▶ _What you are asked to do_
Reproduce the data that follows in its entirety, character for character.
----------------
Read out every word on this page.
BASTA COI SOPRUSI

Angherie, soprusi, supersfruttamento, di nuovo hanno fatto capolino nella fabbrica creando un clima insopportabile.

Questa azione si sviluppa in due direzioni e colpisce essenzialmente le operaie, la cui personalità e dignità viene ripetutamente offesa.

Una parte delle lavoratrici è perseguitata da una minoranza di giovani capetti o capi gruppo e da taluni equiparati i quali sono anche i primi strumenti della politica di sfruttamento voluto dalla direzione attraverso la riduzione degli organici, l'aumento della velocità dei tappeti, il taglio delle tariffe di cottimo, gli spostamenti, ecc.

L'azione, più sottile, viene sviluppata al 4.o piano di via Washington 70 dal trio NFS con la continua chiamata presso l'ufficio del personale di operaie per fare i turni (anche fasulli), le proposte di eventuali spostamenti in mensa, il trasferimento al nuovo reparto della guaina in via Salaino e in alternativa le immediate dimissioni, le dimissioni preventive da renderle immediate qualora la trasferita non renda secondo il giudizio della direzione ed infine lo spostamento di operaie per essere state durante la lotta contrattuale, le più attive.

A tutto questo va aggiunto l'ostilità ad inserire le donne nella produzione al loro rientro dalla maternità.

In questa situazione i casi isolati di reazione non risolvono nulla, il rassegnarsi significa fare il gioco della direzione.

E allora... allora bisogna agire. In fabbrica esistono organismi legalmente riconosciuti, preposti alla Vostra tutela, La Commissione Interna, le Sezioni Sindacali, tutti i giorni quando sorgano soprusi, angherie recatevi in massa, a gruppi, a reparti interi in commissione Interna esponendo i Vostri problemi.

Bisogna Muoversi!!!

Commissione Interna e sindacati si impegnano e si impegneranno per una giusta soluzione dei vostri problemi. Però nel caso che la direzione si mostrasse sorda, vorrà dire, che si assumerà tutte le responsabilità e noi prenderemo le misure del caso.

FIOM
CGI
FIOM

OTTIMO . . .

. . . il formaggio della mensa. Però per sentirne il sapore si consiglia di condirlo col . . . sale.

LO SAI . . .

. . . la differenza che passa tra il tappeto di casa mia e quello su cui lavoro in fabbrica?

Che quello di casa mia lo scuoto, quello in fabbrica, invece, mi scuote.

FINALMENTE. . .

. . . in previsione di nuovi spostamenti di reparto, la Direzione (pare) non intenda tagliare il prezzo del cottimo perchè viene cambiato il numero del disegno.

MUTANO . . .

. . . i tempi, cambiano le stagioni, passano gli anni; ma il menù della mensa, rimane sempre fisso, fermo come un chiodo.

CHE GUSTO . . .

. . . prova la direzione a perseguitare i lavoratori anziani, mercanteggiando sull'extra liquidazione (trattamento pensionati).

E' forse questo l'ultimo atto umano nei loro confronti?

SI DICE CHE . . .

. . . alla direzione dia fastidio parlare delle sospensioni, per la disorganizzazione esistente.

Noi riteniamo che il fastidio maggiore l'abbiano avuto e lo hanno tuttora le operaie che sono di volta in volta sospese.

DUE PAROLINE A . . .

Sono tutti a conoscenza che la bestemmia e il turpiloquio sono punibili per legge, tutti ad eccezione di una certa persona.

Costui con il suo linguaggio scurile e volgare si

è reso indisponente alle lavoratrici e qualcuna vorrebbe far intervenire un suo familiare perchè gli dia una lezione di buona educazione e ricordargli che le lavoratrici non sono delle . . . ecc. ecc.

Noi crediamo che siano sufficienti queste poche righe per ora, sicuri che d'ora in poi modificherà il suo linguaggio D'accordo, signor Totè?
----------------
▶ _Task response_
Read out every word on this page.
BASTA COI SOPRUSI

Angherie, soprusi, supersfruttamento, di nuovo hanno fatto capolino nella fabbrica creando un clima insopportabile.

Questa azione si sviluppa in due direzioni e colpisce essenzialmente le operaie, la cui personalità e dignità viene ripetutamente offesa.

Una parte delle lavoratrici è perseguitata da una minoranza di giovani capetti o capi gruppo e da taluni equiparati i quali sono anche i primi strumenti della politica di sfruttamento voluto dalla direzione attraverso la riduzione degli organici, l'aumento della velocità dei tappeti, il taglio delle tariffe di cottimo, gli spostamenti, ecc.

L'azione, più sottile, viene sviluppata al 4.o piano di via Washington 70 dal trio NFS con la continua chiamata presso l'ufficio del personale di operaie per fare i turni (anche fasulli), le proposte di eventuali spostamenti in mensa, il trasferimento al nuovo reparto della guaina in via Salaino e in alternativa le immediate dimissioni, le dimissioni preventive da renderle immediate qualora la trasferita non renda secondo il giudizio della direzione ed infine lo spostamento di operaie per essere state durante la lotta contrattuale, le più attive.

A tutto questo va aggiunto l'ostilità ad inserire le donne nella produzione al loro rientro dalla maternità.

In questa situazione i casi isolati di reazione non risolvono nulla, il rassegnarsi significa fare il gioco della direzione.

E allora... allora bisogna agire. In fabbrica esistono organismi legalmente riconosciuti, preposti alla Vostra tutela, La Commissione Interna, le Sezioni Sindacali, tutti i giorni quando sorgano soprusi, angherie recatevi in massa, a gruppi, a reparti interi in commissione Interna esponendo i Vostri problemi.

Bisogna Muoversi!!!

Commissione Interna e sindacati si impegnano e si impegneranno per una giusta soluzione dei vostri problemi. Però nel caso che la direzione si mostrasse sorda, vorrà dire, che si assumerà tutte le responsabilità e noi prenderemo le misure del caso.

FIOM
CGI
FIOM

OTTIMO . . .

. . . il formaggio della mensa. Però per sentirne il sapore si consiglia di condirlo col . . . sale.

LO SAI . . .

. . . la differenza che passa tra il tappeto di casa mia e quello su cui lavoro in fabbrica?

Che quello di casa mia lo scuoto, quello in fabbrica, invece, mi scuote.

FINALMENTE. . .

. . . in previsione di nuovi spostamenti di reparto, la Direzione (pare) non intenda tagliare il prezzo del cottimo perchè viene cambiato il numero del disegno.

MUTANO . . .

. . . i tempi, cambiano le stagioni, passano gli anni; ma il menù della mensa, rimane sempre fisso, fermo come un chiodo.

CHE GUSTO . . .

. . . prova la direzione a perseguitare i lavoratori anziani, mercanteggiando sull'extra liquidazione (trattamento pensionati).

E' forse questo l'ultimo atto umano nei loro confronti?

SI DICE CHE . . .

. . . alla direzione dia fastidio parlare delle sospensioni, per la disorganizzazione esistente.

Noi riteniamo che il fastidio maggiore l'abbiano avuto e lo hanno tuttora le operaie che sono di volta in volta sospese.

DUE PAROLINE A . . .

Sono tutti a conoscenza che la bestemmia e il turpiloquio sono punibili per legge, tutti ad eccezione di una certa persona.

Costui con il suo linguaggio scurile e volgare si

è reso indisponente alle lavoratrici e qualcuna vorrebbe far intervenire un suo familiare perchè gli dia una lezione di buona educazione e ricordargli che le lavoratrici non sono delle . . . ecc. ecc.

Noi crediamo che siano sufficienti queste poche righe per ora, sicuri che d'ora in poi modificherà il suo linguaggio D'accordo, signor Totè?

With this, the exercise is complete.